Your instructions: Give only the number of lines in these records that contain the word "Burn".
╭──
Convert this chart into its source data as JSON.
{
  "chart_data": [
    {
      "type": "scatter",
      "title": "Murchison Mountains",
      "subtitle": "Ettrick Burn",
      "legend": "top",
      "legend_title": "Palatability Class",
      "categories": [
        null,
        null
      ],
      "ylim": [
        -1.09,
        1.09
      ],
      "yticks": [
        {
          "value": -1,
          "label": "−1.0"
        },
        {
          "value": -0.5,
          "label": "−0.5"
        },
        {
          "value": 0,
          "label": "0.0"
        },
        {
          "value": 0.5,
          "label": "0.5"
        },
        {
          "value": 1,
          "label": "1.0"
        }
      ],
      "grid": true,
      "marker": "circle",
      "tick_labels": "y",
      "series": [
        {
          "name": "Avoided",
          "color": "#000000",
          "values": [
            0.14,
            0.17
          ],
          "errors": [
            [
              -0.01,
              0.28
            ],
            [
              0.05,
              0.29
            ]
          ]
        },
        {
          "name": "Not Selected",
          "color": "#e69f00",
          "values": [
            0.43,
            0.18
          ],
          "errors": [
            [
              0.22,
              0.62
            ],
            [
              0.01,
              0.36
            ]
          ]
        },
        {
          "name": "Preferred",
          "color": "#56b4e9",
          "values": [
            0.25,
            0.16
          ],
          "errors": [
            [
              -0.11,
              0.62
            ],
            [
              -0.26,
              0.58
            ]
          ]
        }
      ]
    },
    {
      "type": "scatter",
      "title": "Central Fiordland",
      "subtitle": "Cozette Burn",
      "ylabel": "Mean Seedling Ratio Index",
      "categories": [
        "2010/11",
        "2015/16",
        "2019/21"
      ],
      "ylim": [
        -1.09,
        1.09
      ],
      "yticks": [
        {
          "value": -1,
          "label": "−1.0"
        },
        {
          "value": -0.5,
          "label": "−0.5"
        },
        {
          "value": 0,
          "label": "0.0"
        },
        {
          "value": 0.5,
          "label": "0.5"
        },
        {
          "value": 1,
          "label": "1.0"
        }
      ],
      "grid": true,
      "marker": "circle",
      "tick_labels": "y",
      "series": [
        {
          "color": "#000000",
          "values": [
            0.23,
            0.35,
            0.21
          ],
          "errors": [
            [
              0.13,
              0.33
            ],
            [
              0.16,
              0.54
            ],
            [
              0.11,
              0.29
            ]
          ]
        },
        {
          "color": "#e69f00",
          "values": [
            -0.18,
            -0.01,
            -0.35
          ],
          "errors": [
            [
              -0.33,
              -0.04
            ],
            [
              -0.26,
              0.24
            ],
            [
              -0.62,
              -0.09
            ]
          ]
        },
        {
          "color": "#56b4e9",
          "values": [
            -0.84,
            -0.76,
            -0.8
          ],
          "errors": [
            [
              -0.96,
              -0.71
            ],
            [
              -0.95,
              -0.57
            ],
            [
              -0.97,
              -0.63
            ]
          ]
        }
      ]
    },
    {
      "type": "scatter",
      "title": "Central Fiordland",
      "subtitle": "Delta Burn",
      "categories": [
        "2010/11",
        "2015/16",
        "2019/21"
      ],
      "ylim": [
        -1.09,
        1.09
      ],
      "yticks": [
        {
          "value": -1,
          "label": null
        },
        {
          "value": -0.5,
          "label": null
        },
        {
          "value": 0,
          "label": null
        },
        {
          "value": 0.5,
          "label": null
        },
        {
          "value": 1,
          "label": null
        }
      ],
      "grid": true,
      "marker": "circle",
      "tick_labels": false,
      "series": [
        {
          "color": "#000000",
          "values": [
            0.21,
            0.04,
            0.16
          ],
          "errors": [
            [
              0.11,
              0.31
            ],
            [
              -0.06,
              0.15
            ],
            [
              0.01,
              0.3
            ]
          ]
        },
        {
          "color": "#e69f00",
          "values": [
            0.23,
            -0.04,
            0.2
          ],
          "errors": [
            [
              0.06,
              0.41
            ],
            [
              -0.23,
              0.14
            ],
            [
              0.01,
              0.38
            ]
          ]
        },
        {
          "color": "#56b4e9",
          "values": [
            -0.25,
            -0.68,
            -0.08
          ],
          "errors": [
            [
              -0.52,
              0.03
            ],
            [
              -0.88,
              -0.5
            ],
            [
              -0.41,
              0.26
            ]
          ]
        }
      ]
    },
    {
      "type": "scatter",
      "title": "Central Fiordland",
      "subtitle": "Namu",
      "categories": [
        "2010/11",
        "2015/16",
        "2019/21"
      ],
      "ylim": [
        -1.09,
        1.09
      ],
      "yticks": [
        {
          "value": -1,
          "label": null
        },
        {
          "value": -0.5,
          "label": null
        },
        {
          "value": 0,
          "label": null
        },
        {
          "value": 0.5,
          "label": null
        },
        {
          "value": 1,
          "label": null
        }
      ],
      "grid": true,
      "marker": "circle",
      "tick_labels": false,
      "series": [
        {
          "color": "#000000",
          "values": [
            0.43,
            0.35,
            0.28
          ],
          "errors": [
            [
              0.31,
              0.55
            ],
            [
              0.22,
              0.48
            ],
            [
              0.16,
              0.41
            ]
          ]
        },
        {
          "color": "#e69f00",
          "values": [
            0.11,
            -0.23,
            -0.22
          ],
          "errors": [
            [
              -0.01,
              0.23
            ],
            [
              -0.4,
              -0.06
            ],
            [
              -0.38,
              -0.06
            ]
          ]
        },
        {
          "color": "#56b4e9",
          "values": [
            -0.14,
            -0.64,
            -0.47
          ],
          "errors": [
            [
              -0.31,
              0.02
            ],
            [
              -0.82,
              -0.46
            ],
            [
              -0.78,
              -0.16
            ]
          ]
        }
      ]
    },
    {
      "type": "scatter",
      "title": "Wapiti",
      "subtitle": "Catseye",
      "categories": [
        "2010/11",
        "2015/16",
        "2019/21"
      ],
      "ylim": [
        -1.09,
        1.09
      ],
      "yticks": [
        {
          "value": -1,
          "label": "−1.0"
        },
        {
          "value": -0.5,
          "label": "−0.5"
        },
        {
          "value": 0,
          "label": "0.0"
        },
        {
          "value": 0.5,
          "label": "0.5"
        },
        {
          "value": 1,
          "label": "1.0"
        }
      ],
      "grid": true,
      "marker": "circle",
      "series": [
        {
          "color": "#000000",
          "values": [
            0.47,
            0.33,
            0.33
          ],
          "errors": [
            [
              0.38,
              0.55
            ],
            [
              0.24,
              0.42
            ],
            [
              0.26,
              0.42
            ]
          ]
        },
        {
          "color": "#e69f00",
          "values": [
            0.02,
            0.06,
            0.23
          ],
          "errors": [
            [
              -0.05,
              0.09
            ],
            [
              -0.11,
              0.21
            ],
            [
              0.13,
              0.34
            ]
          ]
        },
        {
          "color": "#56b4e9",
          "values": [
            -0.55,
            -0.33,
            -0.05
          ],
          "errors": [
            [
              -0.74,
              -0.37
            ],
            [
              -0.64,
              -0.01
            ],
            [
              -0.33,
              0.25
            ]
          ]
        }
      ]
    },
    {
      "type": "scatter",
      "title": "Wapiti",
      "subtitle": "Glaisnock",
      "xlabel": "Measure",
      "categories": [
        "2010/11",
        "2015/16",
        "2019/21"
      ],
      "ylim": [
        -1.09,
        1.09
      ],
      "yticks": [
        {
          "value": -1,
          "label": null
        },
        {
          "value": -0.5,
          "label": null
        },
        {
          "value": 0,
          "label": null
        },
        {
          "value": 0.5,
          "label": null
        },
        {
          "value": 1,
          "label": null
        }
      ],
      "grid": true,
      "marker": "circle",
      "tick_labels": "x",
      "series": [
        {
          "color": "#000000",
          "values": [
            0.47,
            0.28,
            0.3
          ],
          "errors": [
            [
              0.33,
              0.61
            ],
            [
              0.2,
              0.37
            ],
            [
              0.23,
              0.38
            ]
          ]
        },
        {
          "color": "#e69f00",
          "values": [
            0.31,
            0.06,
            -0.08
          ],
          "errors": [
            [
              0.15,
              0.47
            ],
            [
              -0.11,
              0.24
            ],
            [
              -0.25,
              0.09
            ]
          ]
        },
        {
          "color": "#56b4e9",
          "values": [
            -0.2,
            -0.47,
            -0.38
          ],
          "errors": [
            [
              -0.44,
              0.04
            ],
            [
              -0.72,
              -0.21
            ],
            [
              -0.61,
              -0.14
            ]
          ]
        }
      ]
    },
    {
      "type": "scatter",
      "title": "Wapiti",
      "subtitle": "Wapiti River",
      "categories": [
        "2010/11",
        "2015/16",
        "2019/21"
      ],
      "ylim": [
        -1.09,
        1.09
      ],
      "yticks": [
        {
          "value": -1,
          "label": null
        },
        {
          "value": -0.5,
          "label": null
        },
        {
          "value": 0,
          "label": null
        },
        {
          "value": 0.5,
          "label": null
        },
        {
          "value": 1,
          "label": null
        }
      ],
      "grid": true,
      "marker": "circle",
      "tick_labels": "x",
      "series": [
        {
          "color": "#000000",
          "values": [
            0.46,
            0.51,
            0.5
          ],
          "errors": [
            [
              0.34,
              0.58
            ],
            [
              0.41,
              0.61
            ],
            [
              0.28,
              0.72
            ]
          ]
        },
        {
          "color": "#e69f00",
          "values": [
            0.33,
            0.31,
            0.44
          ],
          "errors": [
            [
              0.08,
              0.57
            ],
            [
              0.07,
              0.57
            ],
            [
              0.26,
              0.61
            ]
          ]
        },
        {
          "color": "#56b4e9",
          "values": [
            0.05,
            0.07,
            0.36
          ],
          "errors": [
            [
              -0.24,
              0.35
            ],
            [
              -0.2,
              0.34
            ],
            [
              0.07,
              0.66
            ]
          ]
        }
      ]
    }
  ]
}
╰──
Exercise solution: 3